##### Dataset content #####

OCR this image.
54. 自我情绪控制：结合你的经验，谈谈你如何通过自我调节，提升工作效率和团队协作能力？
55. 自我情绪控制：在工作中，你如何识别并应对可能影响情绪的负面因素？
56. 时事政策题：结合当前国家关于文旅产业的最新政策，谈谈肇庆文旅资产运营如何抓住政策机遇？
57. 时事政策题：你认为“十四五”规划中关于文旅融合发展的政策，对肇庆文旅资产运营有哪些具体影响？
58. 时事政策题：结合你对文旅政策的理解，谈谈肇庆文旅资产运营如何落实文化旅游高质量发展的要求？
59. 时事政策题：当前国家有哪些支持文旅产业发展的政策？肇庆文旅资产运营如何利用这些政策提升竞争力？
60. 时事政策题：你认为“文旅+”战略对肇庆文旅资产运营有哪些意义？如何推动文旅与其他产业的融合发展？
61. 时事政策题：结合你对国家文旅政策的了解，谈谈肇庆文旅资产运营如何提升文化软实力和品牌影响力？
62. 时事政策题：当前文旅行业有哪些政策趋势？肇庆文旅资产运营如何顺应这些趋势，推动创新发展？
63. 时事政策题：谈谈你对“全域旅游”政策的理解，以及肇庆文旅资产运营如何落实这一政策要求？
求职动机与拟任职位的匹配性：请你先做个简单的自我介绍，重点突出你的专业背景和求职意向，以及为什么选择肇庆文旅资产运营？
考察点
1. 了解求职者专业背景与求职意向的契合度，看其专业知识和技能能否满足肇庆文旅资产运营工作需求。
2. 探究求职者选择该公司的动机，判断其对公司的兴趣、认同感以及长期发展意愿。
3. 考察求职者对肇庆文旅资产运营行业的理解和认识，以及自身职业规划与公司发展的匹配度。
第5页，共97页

#####

→ **Prompt**
Write out every line from the records above, word for word.

→ **Response below**
OCR this image.
54. 自我情绪控制：结合你的经验，谈谈你如何通过自我调节，提升工作效率和团队协作能力？
55. 自我情绪控制：在工作中，你如何识别并应对可能影响情绪的负面因素？
56. 时事政策题：结合当前国家关于文旅产业的最新政策，谈谈肇庆文旅资产运营如何抓住政策机遇？
57. 时事政策题：你认为“十四五”规划中关于文旅融合发展的政策，对肇庆文旅资产运营有哪些具体影响？
58. 时事政策题：结合你对文旅政策的理解，谈谈肇庆文旅资产运营如何落实文化旅游高质量发展的要求？
59. 时事政策题：当前国家有哪些支持文旅产业发展的政策？肇庆文旅资产运营如何利用这些政策提升竞争力？
60. 时事政策题：你认为“文旅+”战略对肇庆文旅资产运营有哪些意义？如何推动文旅与其他产业的融合发展？
61. 时事政策题：结合你对国家文旅政策的了解，谈谈肇庆文旅资产运营如何提升文化软实力和品牌影响力？
62. 时事政策题：当前文旅行业有哪些政策趋势？肇庆文旅资产运营如何顺应这些趋势，推动创新发展？
63. 时事政策题：谈谈你对“全域旅游”政策的理解，以及肇庆文旅资产运营如何落实这一政策要求？
求职动机与拟任职位的匹配性：请你先做个简单的自我介绍，重点突出你的专业背景和求职意向，以及为什么选择肇庆文旅资产运营？
考察点
1. 了解求职者专业背景与求职意向的契合度，看其专业知识和技能能否满足肇庆文旅资产运营工作需求。
2. 探究求职者选择该公司的动机，判断其对公司的兴趣、认同感以及长期发展意愿。
3. 考察求职者对肇庆文旅资产运营行业的理解和认识，以及自身职业规划与公司发展的匹配度。
第5页，共97页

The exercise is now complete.